:: Extract provided ::
# Midwest Snow!



## wilderXJ (Jul 12, 2006)

look what I got!!!!:bluebounc










only about 2" now (8:30am, and still going)


----------



## Vinnie (Dec 4, 2006)

We got about the same in Streator


----------



## kubotazd21 (Sep 30, 2004)

Thats more than we got here. A little freezing rain here, not even enough to salt with temps rising to almost 40 for today....


----------



## rvincent (Jan 14, 2007)

about the same up here, is 26, so its going to be wet snow.


----------



## turfs up (Oct 13, 2006)

*nothing here either*

Nothing in Richmond either. Channel 36 kept the suspense going at 11:00 p.m. news. Had dreams of snow fairies and woke up to a little ice


----------



## DSLND (Feb 18, 2006)

About the same in Central IL. Finally something we haven't got anything since we got the 18' on December 1st. -Mitch-


----------



## safety_dave (Oct 21, 2006)

It just started snowing here in Ohio, Calling for around 2 inches, let it snow let it snow let it snow.......I wanna plow lol :bluebounc


----------



## TLB (Jan 19, 2007)

send some snow my way!


----------



## yzf1000_rider (Oct 24, 2003)

go ahead and brag why dont you. we got nothing yet.


----------



## Elwer (Nov 11, 2006)

We got about 2 inches near lima ohio and i have never seen so many crazy people on the road :realmad:


----------



## 'Rude Dog (Nov 12, 2006)

*midwest snow!!!*

12:20 pm- got about 1.5 inches down now, looking good!!! probably go out about 4 pm, get the pizza shops done, will wait to do the post office, and the beauty shops till later tonight, or very early a.m. tomorrow . It's been so long, I feel like a 4th grader ion a snow day !!!!!!!


----------



## Elwer (Nov 11, 2006)

Well all our snow is melting already.....I HATE THE STUPID RAIN :realmad: :angry:


----------



## JohnnyU (Nov 21, 2002)

wilderXJ;356102 said:


> look what I got!!!!:bluebounc
> 
> only about 2" now (8:30am, and still going)


Yup, got about 2-3". Didn't see you out, where all does your route take you?

:: Raw data ::
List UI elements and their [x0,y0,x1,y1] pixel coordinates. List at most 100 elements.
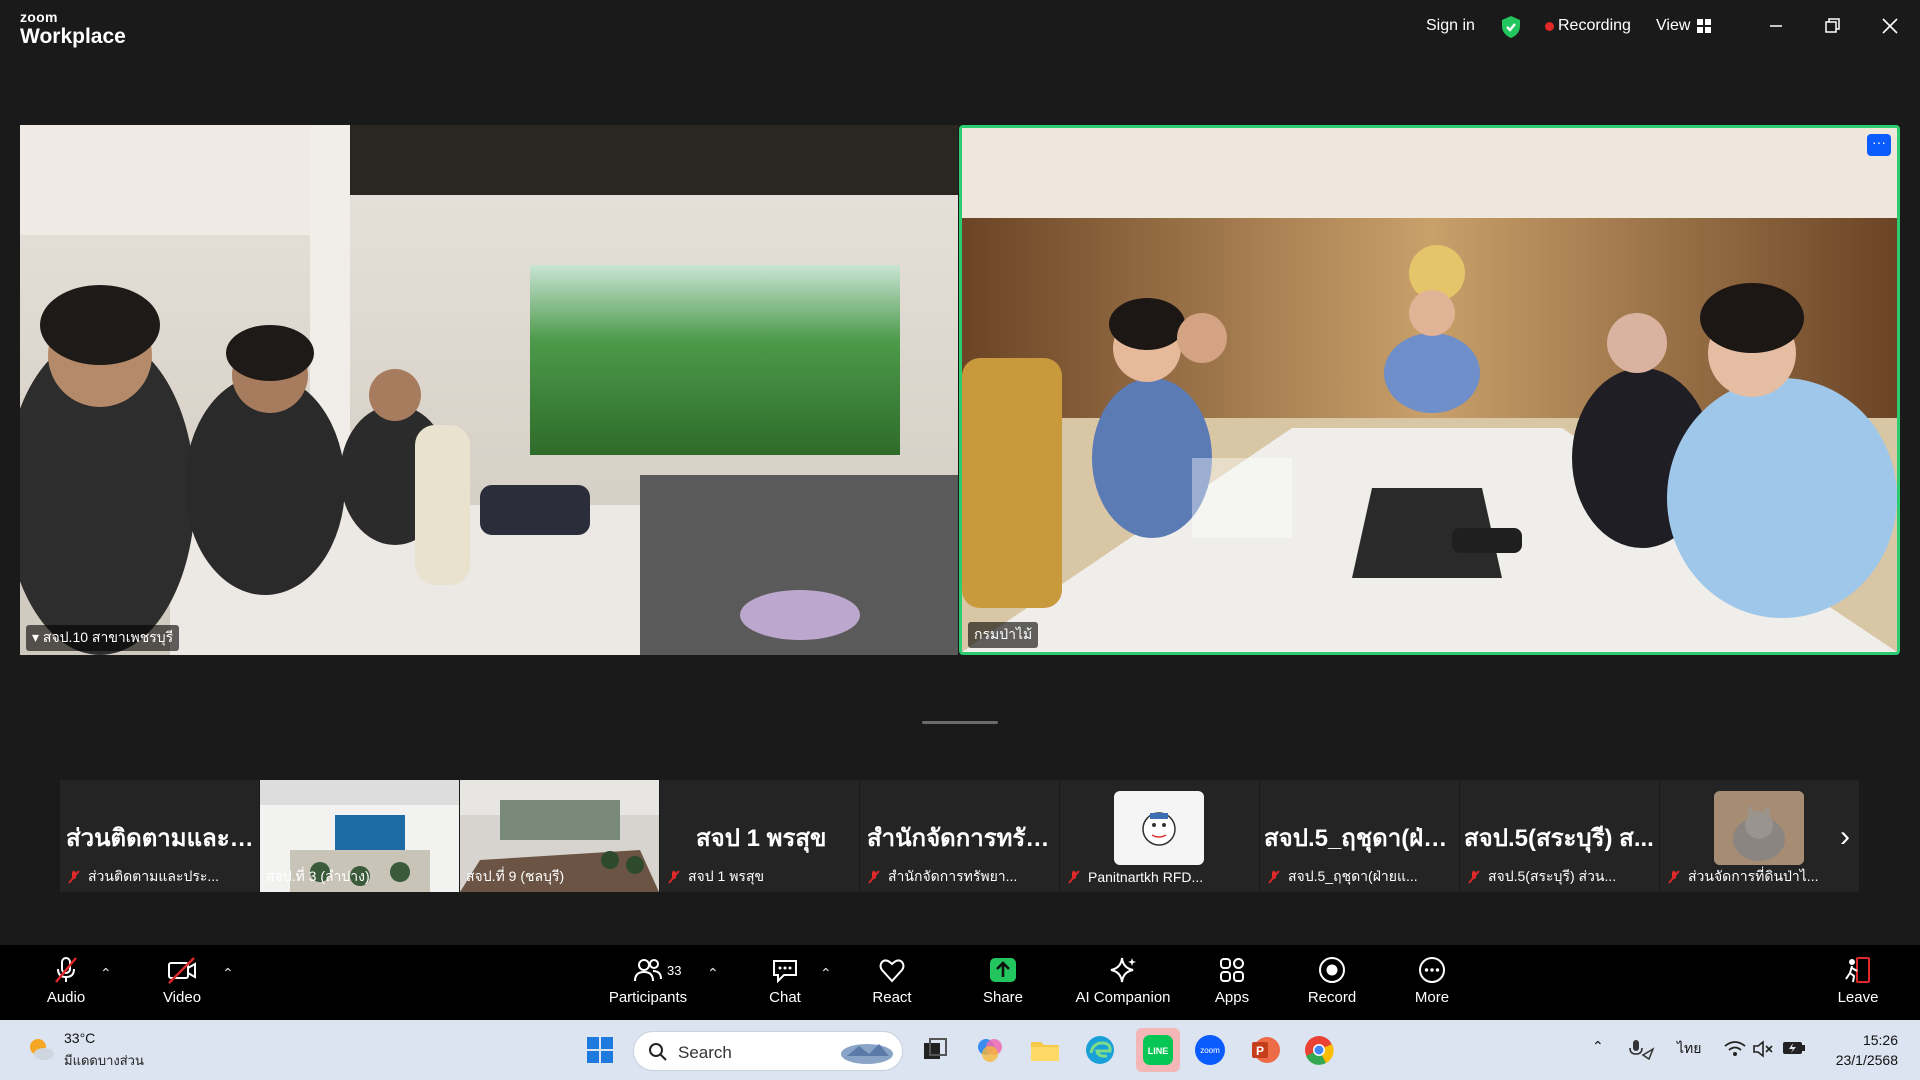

:: Problem set ::
A - Please repeat the passage of the Midwest snow thread between "Thats more than" and "(Jan 14, 2007)", inclusive.
B - In the Midwest snow thread, why does rvincent expect the snow to be wet? Answer in one to three sentences.
C - Continue the Midwest snow thread after the last sentence shown.

:: Answers for the tasks ::
A -
Thats more than we got here. A little freezing rain here, not even enough to salt with temps rising to almost 40 for today....


----------



## rvincent (Jan 14, 2007)

B - rvincent expects wet snow because it is 26 degrees there.

C -
----------



## Snowbrdr360 (Nov 5, 2006)

6+ inches and still comming down about 20 miles north of milwaukee:redbounce I'm about to head back out


----------



## corkireland (Feb 17, 2004)

2-3 inches.. and I'm ready to sell my snoway for a western.. I don't think snoway's are all they're cracked up to be. lol 

Maybe I'm just a little tired and grouchy.. I know I'm on my 4th season with the plow and its done very well but just some little things that irk me about a plow that costs 4000.00 with bells and whistles to distract you from the poor design.


----------



## Snowbrdr360 (Nov 5, 2006)

corkireland;356309 said:


> 2-3 inches.. and I'm ready to sell my snoway for a western.. I don't think snoway's are all they're cracked up to be. lol
> 
> Maybe I'm just a little tired and grouchy.. I know I'm on my 4th season with the plow and its done very well but just some little things that irk me about a plow that costs 4000.00 with bells and whistles to distract you from the poor design.


I've always had western and never a single probem! I would never buy anything but!


----------



## wilderXJ (Jul 12, 2006)

JohnnyU;356252 said:


> Yup, got about 2-3". Didn't see you out, where all does your route take you?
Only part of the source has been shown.